• [EXERCISE DIRECTIONS] Every entry must be given again exactly.

• [MATERIAL FOR THIS EXERCISE]
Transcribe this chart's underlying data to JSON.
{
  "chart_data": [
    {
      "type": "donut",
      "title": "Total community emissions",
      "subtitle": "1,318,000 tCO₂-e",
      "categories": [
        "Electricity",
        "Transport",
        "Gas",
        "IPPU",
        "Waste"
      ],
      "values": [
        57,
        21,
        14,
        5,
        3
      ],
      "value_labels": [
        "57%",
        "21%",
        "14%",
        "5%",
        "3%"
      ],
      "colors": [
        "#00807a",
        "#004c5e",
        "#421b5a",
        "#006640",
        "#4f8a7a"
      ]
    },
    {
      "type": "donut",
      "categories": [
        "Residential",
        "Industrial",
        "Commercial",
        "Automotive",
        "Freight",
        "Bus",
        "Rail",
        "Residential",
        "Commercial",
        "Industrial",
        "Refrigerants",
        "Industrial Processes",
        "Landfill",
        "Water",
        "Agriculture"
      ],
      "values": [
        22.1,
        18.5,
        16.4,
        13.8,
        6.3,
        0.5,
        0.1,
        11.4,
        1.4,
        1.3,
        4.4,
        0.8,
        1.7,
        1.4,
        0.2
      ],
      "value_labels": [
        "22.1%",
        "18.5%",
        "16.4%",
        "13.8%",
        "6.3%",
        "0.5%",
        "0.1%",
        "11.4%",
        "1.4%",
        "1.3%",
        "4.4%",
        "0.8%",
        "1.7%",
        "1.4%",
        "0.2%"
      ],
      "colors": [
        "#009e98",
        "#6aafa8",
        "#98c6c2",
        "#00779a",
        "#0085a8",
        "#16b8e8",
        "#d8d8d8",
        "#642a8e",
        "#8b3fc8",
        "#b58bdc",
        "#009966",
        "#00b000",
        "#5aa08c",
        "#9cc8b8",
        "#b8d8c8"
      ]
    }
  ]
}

• [TASK ANSWER]
Transcribe this chart's underlying data to JSON.
{
  "chart_data": [
    {
      "type": "donut",
      "title": "Total community emissions",
      "subtitle": "1,318,000 tCO₂-e",
      "categories": [
        "Electricity",
        "Transport",
        "Gas",
        "IPPU",
        "Waste"
      ],
      "values": [
        57,
        21,
        14,
        5,
        3
      ],
      "value_labels": [
        "57%",
        "21%",
        "14%",
        "5%",
        "3%"
      ],
      "colors": [
        "#00807a",
        "#004c5e",
        "#421b5a",
        "#006640",
        "#4f8a7a"
      ]
    },
    {
      "type": "donut",
      "categories": [
        "Residential",
        "Industrial",
        "Commercial",
        "Automotive",
        "Freight",
        "Bus",
        "Rail",
        "Residential",
        "Commercial",
        "Industrial",
        "Refrigerants",
        "Industrial Processes",
        "Landfill",
        "Water",
        "Agriculture"
      ],
      "values": [
        22.1,
        18.5,
        16.4,
        13.8,
        6.3,
        0.5,
        0.1,
        11.4,
        1.4,
        1.3,
        4.4,
        0.8,
        1.7,
        1.4,
        0.2
      ],
      "value_labels": [
        "22.1%",
        "18.5%",
        "16.4%",
        "13.8%",
        "6.3%",
        "0.5%",
        "0.1%",
        "11.4%",
        "1.4%",
        "1.3%",
        "4.4%",
        "0.8%",
        "1.7%",
        "1.4%",
        "0.2%"
      ],
      "colors": [
        "#009e98",
        "#6aafa8",
        "#98c6c2",
        "#00779a",
        "#0085a8",
        "#16b8e8",
        "#d8d8d8",
        "#642a8e",
        "#8b3fc8",
        "#b58bdc",
        "#009966",
        "#00b000",
        "#5aa08c",
        "#9cc8b8",
        "#b8d8c8"
      ]
    }
  ]
}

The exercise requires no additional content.